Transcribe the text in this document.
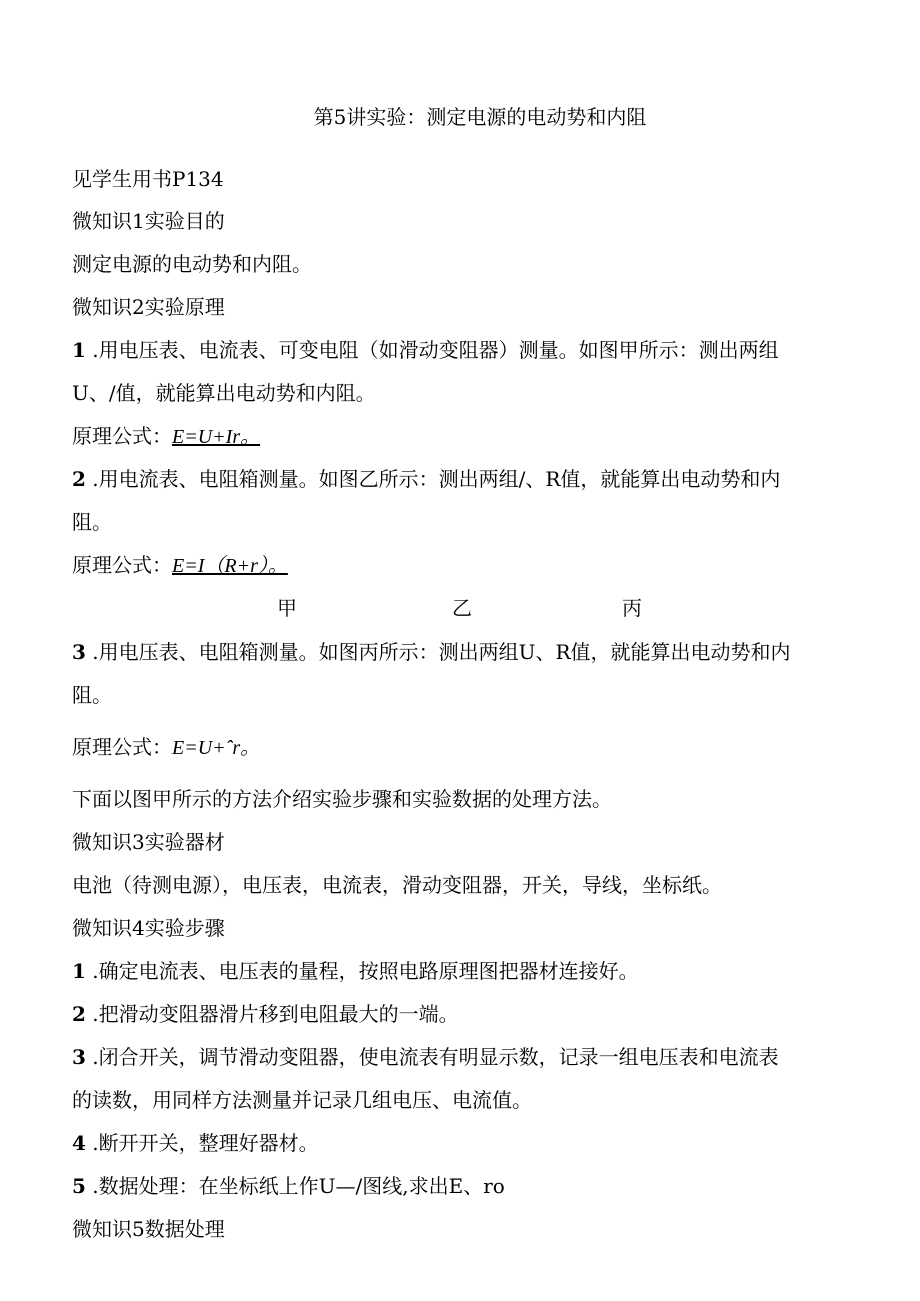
第5讲实验：测定电源的电动势和内阻
见学生用书P134
微知识1实验目的
测定电源的电动势和内阻。
微知识2实验原理
1 .用电压表、电流表、可变电阻（如滑动变阻器）测量。如图甲所示：测出两组
U、/值，就能算出电动势和内阻。
原理公式：E=U+Ir。
2 .用电流表、电阻箱测量。如图乙所示：测出两组/、R值，就能算出电动势和内
阻。
原理公式：E=I（R+r）。
甲	乙	丙
3 .用电压表、电阻箱测量。如图丙所示：测出两组U、R值，就能算出电动势和内
阻。
原理公式：E=U+ˆr。
下面以图甲所示的方法介绍实验步骤和实验数据的处理方法。
微知识3实验器材
电池（待测电源），电压表，电流表，滑动变阻器，开关，导线，坐标纸。
微知识4实验步骤
1 .确定电流表、电压表的量程，按照电路原理图把器材连接好。
2 .把滑动变阻器滑片移到电阻最大的一端。
3 .闭合开关，调节滑动变阻器，使电流表有明显示数，记录一组电压表和电流表
的读数，用同样方法测量并记录几组电压、电流值。
4 .断开开关，整理好器材。
5 .数据处理：在坐标纸上作U—/图线,求出E、ro
微知识5数据处理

------------------------------------

BRIEF: Tally the lines above that contain the word "电阻箱测量", and reply with only the number.

OUTPUT: 2